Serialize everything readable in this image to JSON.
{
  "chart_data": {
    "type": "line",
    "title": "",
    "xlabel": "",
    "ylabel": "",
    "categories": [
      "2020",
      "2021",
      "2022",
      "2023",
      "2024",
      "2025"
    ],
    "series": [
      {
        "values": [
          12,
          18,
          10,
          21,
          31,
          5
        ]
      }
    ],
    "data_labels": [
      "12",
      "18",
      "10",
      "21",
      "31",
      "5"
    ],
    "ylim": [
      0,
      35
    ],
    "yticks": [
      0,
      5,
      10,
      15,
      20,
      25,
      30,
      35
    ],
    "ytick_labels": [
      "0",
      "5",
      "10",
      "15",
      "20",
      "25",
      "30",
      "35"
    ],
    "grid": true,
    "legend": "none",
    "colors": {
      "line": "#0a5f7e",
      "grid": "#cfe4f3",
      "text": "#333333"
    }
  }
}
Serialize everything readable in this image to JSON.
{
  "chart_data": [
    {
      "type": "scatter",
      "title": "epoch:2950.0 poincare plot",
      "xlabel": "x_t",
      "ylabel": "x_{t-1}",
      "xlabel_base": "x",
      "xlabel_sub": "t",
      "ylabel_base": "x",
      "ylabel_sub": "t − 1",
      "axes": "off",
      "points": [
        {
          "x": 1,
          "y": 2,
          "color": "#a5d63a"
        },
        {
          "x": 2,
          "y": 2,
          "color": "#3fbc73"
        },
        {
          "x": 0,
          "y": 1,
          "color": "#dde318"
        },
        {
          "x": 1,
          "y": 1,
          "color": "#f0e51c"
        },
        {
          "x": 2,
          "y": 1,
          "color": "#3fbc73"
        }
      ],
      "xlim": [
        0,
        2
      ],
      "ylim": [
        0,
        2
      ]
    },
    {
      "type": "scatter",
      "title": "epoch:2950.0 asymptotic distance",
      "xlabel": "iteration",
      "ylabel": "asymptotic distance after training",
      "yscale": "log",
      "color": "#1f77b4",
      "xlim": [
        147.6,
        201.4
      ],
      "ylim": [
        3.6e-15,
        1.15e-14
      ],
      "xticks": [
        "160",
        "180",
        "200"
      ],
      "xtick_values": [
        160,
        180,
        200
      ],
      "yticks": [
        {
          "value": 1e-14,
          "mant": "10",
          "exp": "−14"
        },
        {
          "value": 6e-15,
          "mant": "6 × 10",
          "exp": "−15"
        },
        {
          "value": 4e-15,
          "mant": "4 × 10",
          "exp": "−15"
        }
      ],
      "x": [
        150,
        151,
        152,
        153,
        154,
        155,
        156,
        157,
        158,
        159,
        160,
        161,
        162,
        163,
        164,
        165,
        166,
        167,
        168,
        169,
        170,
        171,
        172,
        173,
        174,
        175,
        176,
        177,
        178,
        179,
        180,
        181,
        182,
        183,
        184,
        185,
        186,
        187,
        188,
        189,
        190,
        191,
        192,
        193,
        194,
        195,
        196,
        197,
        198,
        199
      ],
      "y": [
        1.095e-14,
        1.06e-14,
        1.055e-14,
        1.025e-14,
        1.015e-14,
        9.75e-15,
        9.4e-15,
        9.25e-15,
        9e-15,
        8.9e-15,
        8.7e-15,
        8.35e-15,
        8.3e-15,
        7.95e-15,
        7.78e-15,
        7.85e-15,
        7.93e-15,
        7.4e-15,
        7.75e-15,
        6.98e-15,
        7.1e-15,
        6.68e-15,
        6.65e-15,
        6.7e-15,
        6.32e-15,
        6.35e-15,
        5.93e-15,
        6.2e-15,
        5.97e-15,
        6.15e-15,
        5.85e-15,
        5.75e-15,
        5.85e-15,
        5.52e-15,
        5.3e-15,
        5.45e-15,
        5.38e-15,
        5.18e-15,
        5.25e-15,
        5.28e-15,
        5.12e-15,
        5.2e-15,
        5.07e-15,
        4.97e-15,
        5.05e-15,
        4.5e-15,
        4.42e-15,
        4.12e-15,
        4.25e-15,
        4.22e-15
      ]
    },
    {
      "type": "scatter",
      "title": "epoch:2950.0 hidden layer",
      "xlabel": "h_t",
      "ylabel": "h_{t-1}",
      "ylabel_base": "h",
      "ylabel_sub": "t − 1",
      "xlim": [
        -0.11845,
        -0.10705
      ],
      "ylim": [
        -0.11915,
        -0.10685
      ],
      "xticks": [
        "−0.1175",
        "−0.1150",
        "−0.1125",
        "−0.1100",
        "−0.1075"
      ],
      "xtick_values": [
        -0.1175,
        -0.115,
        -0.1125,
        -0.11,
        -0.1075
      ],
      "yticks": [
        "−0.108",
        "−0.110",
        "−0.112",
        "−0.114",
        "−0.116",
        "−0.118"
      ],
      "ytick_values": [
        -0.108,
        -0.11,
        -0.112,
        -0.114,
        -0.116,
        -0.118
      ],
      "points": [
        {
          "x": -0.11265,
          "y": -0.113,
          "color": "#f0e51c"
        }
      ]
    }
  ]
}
####
Exercise objective →
Repeat the material word for word, in full.

Result for this task →
Serialize everything readable in this image to JSON.
{
  "chart_data": {
    "type": "line",
    "title": "",
    "xlabel": "",
    "ylabel": "",
    "categories": [
      "2020",
      "2021",
      "2022",
      "2023",
      "2024",
      "2025"
    ],
    "series": [
      {
        "values": [
          12,
          18,
          10,
          21,
          31,
          5
        ]
      }
    ],
    "data_labels": [
      "12",
      "18",
      "10",
      "21",
      "31",
      "5"
    ],
    "ylim": [
      0,
      35
    ],
    "yticks": [
      0,
      5,
      10,
      15,
      20,
      25,
      30,
      35
    ],
    "ytick_labels": [
      "0",
      "5",
      "10",
      "15",
      "20",
      "25",
      "30",
      "35"
    ],
    "grid": true,
    "legend": "none",
    "colors": {
      "line": "#0a5f7e",
      "grid": "#cfe4f3",
      "text": "#333333"
    }
  }
}
Serialize everything readable in this image to JSON.
{
  "chart_data": [
    {
      "type": "scatter",
      "title": "epoch:2950.0 poincare plot",
      "xlabel": "x_t",
      "ylabel": "x_{t-1}",
      "xlabel_base": "x",
      "xlabel_sub": "t",
      "ylabel_base": "x",
      "ylabel_sub": "t − 1",
      "axes": "off",
      "points": [
        {
          "x": 1,
          "y": 2,
          "color": "#a5d63a"
        },
        {
          "x": 2,
          "y": 2,
          "color": "#3fbc73"
        },
        {
          "x": 0,
          "y": 1,
          "color": "#dde318"
        },
        {
          "x": 1,
          "y": 1,
          "color": "#f0e51c"
        },
        {
          "x": 2,
          "y": 1,
          "color": "#3fbc73"
        }
      ],
      "xlim": [
        0,
        2
      ],
      "ylim": [
        0,
        2
      ]
    },
    {
      "type": "scatter",
      "title": "epoch:2950.0 asymptotic distance",
      "xlabel": "iteration",
      "ylabel": "asymptotic distance after training",
      "yscale": "log",
      "color": "#1f77b4",
      "xlim": [
        147.6,
        201.4
      ],
      "ylim": [
        3.6e-15,
        1.15e-14
      ],
      "xticks": [
        "160",
        "180",
        "200"
      ],
      "xtick_values": [
        160,
        180,
        200
      ],
      "yticks": [
        {
          "value": 1e-14,
          "mant": "10",
          "exp": "−14"
        },
        {
          "value": 6e-15,
          "mant": "6 × 10",
          "exp": "−15"
        },
        {
          "value": 4e-15,
          "mant": "4 × 10",
          "exp": "−15"
        }
      ],
      "x": [
        150,
        151,
        152,
        153,
        154,
        155,
        156,
        157,
        158,
        159,
        160,
        161,
        162,
        163,
        164,
        165,
        166,
        167,
        168,
        169,
        170,
        171,
        172,
        173,
        174,
        175,
        176,
        177,
        178,
        179,
        180,
        181,
        182,
        183,
        184,
        185,
        186,
        187,
        188,
        189,
        190,
        191,
        192,
        193,
        194,
        195,
        196,
        197,
        198,
        199
      ],
      "y": [
        1.095e-14,
        1.06e-14,
        1.055e-14,
        1.025e-14,
        1.015e-14,
        9.75e-15,
        9.4e-15,
        9.25e-15,
        9e-15,
        8.9e-15,
        8.7e-15,
        8.35e-15,
        8.3e-15,
        7.95e-15,
        7.78e-15,
        7.85e-15,
        7.93e-15,
        7.4e-15,
        7.75e-15,
        6.98e-15,
        7.1e-15,
        6.68e-15,
        6.65e-15,
        6.7e-15,
        6.32e-15,
        6.35e-15,
        5.93e-15,
        6.2e-15,
        5.97e-15,
        6.15e-15,
        5.85e-15,
        5.75e-15,
        5.85e-15,
        5.52e-15,
        5.3e-15,
        5.45e-15,
        5.38e-15,
        5.18e-15,
        5.25e-15,
        5.28e-15,
        5.12e-15,
        5.2e-15,
        5.07e-15,
        4.97e-15,
        5.05e-15,
        4.5e-15,
        4.42e-15,
        4.12e-15,
        4.25e-15,
        4.22e-15
      ]
    },
    {
      "type": "scatter",
      "title": "epoch:2950.0 hidden layer",
      "xlabel": "h_t",
      "ylabel": "h_{t-1}",
      "ylabel_base": "h",
      "ylabel_sub": "t − 1",
      "xlim": [
        -0.11845,
        -0.10705
      ],
      "ylim": [
        -0.11915,
        -0.10685
      ],
      "xticks": [
        "−0.1175",
        "−0.1150",
        "−0.1125",
        "−0.1100",
        "−0.1075"
      ],
      "xtick_values": [
        -0.1175,
        -0.115,
        -0.1125,
        -0.11,
        -0.1075
      ],
      "yticks": [
        "−0.108",
        "−0.110",
        "−0.112",
        "−0.114",
        "−0.116",
        "−0.118"
      ],
      "ytick_values": [
        -0.108,
        -0.11,
        -0.112,
        -0.114,
        -0.116,
        -0.118
      ],
      "points": [
        {
          "x": -0.11265,
          "y": -0.113,
          "color": "#f0e51c"
        }
      ]
    }
  ]
}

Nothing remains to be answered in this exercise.